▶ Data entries
******
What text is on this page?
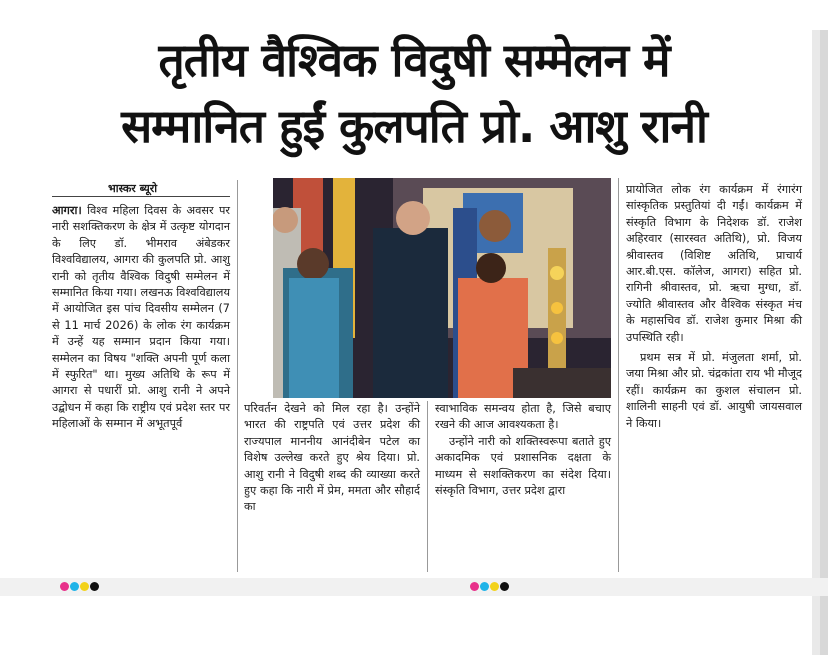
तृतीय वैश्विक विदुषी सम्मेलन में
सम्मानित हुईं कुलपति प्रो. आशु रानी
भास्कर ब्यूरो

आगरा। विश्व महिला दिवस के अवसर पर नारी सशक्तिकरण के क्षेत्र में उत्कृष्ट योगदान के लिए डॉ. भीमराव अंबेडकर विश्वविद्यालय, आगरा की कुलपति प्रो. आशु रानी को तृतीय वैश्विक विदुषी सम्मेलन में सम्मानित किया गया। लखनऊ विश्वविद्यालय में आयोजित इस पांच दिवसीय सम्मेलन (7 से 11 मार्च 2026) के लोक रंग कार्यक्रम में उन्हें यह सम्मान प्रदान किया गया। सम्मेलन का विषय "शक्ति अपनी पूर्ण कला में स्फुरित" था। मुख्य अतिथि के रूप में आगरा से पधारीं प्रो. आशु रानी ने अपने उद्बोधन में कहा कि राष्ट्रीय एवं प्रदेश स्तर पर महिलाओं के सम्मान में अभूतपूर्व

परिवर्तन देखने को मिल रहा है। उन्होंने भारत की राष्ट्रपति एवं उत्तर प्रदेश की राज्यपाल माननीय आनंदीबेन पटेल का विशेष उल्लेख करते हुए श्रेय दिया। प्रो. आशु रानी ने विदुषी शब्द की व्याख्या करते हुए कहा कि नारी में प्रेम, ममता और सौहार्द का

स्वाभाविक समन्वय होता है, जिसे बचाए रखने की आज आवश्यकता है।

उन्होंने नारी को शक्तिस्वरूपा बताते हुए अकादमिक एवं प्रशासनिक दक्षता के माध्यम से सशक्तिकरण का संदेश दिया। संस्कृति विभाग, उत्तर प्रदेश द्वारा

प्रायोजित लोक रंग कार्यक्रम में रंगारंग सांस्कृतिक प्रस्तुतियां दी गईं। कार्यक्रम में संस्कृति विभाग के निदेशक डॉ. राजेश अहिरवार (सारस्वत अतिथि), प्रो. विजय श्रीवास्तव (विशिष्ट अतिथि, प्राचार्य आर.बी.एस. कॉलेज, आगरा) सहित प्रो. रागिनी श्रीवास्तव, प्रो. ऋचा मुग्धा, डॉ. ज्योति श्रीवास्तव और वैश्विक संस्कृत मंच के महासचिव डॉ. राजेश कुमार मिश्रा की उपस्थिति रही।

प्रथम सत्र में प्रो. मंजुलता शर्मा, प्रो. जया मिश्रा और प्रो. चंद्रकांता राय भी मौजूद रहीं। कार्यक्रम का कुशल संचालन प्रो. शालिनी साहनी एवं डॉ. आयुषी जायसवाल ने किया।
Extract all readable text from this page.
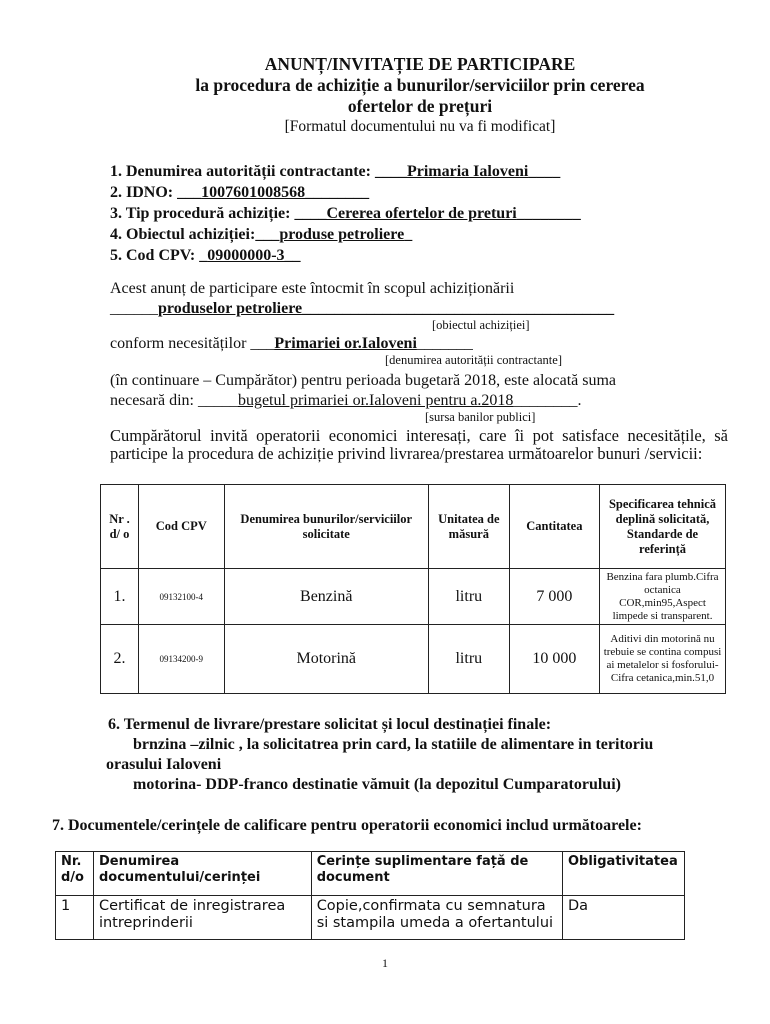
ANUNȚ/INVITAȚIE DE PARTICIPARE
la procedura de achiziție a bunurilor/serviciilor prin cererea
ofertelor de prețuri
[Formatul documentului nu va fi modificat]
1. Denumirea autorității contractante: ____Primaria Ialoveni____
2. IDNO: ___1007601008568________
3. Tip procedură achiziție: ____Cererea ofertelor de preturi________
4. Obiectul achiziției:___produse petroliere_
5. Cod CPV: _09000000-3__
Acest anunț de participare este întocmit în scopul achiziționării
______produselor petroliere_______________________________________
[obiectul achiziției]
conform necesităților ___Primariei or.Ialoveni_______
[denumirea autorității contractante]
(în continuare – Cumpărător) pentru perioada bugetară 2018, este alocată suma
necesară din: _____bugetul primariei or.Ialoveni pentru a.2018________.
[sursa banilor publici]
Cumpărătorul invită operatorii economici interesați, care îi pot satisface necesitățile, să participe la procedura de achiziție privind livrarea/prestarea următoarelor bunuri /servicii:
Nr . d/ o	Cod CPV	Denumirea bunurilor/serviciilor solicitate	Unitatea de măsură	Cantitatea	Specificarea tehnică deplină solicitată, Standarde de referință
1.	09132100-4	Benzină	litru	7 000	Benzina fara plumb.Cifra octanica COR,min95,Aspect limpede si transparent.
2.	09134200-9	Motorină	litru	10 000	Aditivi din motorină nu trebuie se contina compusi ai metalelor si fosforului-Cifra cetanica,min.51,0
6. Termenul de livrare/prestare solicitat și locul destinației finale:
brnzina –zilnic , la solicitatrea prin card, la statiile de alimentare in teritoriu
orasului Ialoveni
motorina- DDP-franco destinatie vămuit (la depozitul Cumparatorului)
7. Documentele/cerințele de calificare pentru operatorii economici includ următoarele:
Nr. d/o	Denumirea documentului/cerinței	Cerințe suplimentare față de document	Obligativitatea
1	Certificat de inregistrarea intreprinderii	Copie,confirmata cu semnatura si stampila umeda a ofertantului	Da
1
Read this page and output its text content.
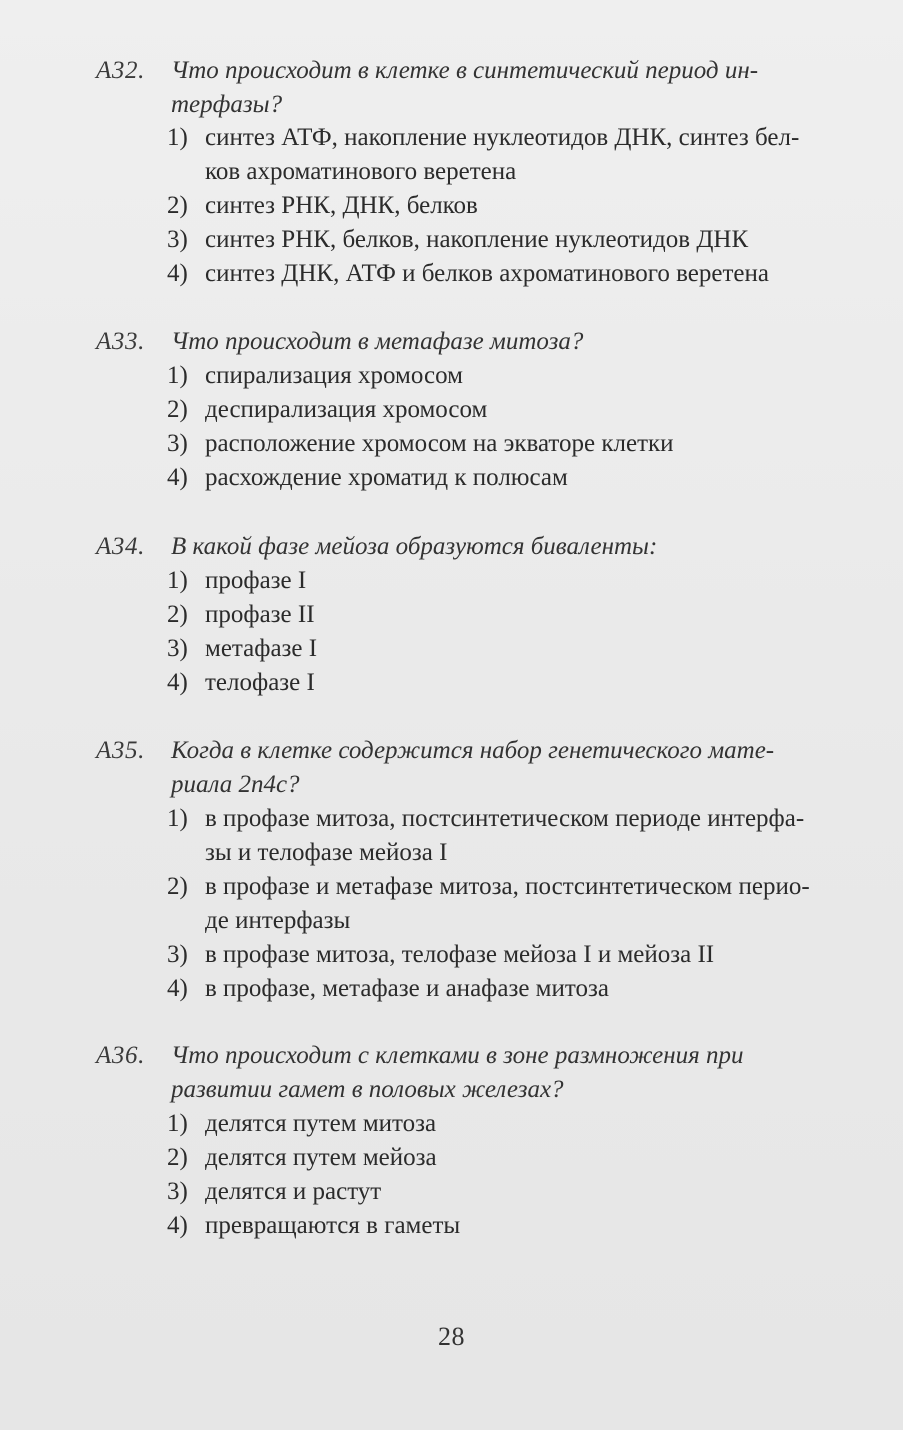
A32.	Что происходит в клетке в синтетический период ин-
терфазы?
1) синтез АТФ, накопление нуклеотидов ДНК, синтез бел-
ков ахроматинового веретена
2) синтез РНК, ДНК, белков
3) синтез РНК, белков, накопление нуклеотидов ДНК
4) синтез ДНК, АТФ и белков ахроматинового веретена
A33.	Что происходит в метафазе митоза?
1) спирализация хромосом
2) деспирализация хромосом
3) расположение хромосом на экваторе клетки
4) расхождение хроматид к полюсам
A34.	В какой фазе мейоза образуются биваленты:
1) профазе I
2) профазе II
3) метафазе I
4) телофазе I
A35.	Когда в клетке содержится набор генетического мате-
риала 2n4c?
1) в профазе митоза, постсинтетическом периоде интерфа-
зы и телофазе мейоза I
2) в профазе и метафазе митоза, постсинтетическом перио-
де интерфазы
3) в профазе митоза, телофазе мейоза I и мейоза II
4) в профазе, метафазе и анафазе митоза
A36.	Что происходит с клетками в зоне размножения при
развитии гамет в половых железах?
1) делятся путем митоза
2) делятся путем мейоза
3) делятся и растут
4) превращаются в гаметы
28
******
▶ GIVEN REQUEST
Search the data for the string "ofertelor" and copy each line where it appears.

▶ EXERCISE RESULT
ofertelor de prețuri
3. Tip procedură achiziție: ____Cererea ofertelor de preturi________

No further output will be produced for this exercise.